## Task objective
Return the records below word for word.

## Exercise inputs
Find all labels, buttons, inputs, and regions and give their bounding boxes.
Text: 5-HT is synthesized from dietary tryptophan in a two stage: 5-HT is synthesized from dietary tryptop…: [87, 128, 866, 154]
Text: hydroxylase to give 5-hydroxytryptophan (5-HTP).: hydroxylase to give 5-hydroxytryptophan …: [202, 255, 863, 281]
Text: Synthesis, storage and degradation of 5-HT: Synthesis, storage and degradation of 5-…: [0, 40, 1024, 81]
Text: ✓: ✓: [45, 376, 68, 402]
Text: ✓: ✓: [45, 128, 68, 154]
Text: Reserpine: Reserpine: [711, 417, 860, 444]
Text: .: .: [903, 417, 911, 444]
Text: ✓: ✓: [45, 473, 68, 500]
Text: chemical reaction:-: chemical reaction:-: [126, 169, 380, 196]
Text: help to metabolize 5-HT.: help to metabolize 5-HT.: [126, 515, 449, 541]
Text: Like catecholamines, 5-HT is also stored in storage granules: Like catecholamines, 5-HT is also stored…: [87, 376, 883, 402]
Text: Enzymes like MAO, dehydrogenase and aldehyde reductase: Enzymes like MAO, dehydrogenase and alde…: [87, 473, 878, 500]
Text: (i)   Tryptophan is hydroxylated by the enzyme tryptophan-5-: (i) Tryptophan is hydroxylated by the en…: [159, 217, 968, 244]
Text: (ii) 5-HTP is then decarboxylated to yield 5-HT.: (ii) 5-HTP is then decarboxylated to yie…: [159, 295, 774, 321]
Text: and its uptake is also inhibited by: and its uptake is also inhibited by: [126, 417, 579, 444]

## Solution to the problem
Find all labels, buttons, inputs, and regions and give their bounding boxes.
Text: 5-HT is synthesized from dietary tryptophan in a two stage: 5-HT is synthesized from dietary tryptop…: [87, 128, 866, 154]
Text: hydroxylase to give 5-hydroxytryptophan (5-HTP).: hydroxylase to give 5-hydroxytryptophan …: [202, 255, 863, 281]
Text: Synthesis, storage and degradation of 5-HT: Synthesis, storage and degradation of 5-…: [0, 40, 1024, 81]
Text: ✓: ✓: [45, 376, 68, 402]
Text: ✓: ✓: [45, 128, 68, 154]
Text: Reserpine: Reserpine: [711, 417, 860, 444]
Text: .: .: [903, 417, 911, 444]
Text: ✓: ✓: [45, 473, 68, 500]
Text: chemical reaction:-: chemical reaction:-: [126, 169, 380, 196]
Text: help to metabolize 5-HT.: help to metabolize 5-HT.: [126, 515, 449, 541]
Text: Like catecholamines, 5-HT is also stored in storage granules: Like catecholamines, 5-HT is also stored…: [87, 376, 883, 402]
Text: Enzymes like MAO, dehydrogenase and aldehyde reductase: Enzymes like MAO, dehydrogenase and alde…: [87, 473, 878, 500]
Text: (i)   Tryptophan is hydroxylated by the enzyme tryptophan-5-: (i) Tryptophan is hydroxylated by the en…: [159, 217, 968, 244]
Text: (ii) 5-HTP is then decarboxylated to yield 5-HT.: (ii) 5-HTP is then decarboxylated to yie…: [159, 295, 774, 321]
Text: and its uptake is also inhibited by: and its uptake is also inhibited by: [126, 417, 579, 444]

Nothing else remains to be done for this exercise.